[START OF Records for the task]

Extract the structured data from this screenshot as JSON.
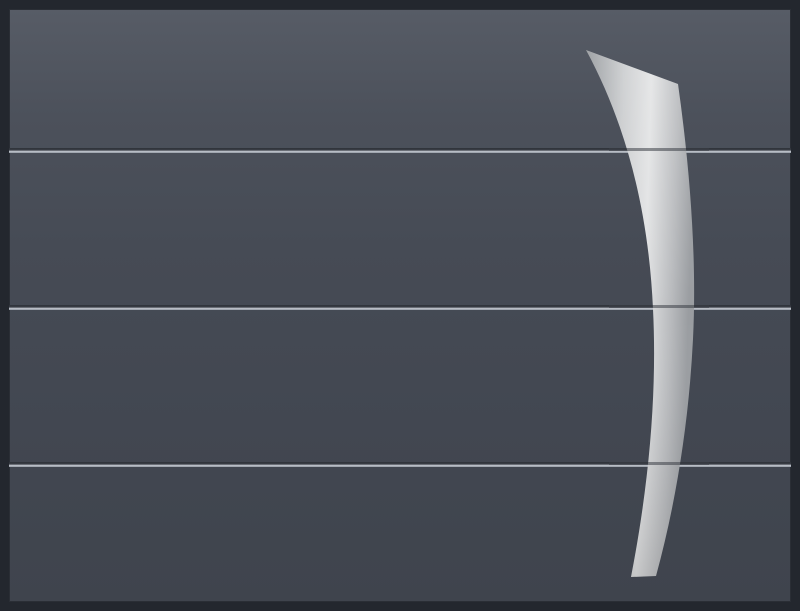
{
  "scene": {
    "subject": "garage-door",
    "panels": 4,
    "colors": {
      "panel": "#474c56",
      "frame": "#23272e",
      "steel": "#c8cacc"
    },
    "ornament": "brushed-steel-curved-blade"
  }
}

[END OF Records for the task]

● **Your instructions**: All entries are to be retyped exactly. Omit any embedded images.

● **Exercise answer**:
Extract the structured data from this screenshot as JSON.
{
  "scene": {
    "subject": "garage-door",
    "panels": 4,
    "colors": {
      "panel": "#474c56",
      "frame": "#23272e",
      "steel": "#c8cacc"
    },
    "ornament": "brushed-steel-curved-blade"
  }
}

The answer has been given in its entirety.